* _Exercise objective_
Select all lines in the records that include "atau".

* _Input_
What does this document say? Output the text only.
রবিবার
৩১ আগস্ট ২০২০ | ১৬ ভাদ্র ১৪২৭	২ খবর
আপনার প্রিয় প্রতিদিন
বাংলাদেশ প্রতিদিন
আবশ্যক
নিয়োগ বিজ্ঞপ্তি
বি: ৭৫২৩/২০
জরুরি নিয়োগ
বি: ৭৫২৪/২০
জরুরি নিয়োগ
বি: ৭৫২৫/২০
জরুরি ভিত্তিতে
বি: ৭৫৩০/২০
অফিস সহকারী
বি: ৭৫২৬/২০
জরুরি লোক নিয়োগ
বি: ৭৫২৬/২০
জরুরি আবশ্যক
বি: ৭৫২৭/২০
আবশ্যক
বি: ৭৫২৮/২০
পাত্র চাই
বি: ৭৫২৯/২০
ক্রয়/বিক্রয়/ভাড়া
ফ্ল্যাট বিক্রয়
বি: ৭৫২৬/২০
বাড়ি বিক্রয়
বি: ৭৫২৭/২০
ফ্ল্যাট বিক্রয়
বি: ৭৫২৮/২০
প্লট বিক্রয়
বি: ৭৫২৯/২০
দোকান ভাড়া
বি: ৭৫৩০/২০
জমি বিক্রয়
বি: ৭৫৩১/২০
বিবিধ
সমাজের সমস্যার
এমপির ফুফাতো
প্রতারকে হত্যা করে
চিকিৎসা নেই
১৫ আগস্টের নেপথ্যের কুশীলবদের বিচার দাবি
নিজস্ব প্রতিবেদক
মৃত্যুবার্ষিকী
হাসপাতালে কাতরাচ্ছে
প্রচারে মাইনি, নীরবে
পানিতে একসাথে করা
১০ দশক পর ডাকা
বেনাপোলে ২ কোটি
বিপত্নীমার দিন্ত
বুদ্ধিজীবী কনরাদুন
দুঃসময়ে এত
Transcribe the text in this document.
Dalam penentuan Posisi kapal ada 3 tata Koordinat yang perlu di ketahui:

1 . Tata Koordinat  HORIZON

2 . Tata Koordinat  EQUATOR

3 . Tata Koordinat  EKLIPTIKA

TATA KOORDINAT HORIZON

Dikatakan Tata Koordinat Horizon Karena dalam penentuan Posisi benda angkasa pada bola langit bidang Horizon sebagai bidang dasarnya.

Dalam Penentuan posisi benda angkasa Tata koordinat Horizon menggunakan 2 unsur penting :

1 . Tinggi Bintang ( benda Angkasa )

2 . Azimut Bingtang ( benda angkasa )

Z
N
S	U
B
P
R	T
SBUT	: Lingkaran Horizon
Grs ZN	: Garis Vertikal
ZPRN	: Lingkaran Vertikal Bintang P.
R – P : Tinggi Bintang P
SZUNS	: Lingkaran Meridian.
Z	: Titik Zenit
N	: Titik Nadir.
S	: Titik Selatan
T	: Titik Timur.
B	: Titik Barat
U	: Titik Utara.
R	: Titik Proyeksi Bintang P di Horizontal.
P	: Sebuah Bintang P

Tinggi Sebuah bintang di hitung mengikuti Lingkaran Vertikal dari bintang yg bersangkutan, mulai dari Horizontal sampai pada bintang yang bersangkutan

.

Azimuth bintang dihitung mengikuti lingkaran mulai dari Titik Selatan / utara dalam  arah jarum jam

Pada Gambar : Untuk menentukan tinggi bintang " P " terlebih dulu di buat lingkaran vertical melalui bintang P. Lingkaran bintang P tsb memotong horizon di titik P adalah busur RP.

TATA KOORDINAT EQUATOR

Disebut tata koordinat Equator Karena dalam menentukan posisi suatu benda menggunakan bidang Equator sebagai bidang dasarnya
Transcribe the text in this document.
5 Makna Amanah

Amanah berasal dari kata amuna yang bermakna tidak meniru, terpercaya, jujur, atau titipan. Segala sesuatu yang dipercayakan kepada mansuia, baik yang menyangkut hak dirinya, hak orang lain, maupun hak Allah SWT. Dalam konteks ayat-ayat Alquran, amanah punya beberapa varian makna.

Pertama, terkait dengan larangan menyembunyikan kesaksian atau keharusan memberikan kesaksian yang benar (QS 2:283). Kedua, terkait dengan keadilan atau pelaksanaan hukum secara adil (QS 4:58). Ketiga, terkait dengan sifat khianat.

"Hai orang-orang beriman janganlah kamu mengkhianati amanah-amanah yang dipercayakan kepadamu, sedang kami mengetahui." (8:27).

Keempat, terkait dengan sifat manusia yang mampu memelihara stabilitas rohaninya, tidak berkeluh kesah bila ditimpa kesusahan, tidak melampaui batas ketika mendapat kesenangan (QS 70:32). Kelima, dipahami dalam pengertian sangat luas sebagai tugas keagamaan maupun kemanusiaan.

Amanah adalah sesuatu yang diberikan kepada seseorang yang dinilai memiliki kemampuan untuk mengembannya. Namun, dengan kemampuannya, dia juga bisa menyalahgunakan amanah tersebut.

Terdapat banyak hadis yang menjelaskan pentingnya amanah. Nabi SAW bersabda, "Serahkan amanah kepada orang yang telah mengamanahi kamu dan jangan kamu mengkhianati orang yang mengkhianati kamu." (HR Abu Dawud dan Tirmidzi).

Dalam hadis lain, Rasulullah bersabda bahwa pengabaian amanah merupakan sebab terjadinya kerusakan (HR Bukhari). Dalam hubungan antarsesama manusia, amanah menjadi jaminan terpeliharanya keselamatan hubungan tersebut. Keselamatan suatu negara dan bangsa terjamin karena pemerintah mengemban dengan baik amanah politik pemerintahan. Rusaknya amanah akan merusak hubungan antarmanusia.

* _Correct answer_
Amanah berasal dari kata amuna yang bermakna tidak meniru, terpercaya, jujur, atau titipan. Segala sesuatu yang dipercayakan kepada mansuia, baik yang menyangkut hak dirinya, hak orang lain, maupun hak Allah SWT. Dalam konteks ayat-ayat Alquran, amanah punya beberapa varian makna.
Pertama, terkait dengan larangan menyembunyikan kesaksian atau keharusan memberikan kesaksian yang benar (QS 2:283). Kedua, terkait dengan keadilan atau pelaksanaan hukum secara adil (QS 4:58). Ketiga, terkait dengan sifat khianat.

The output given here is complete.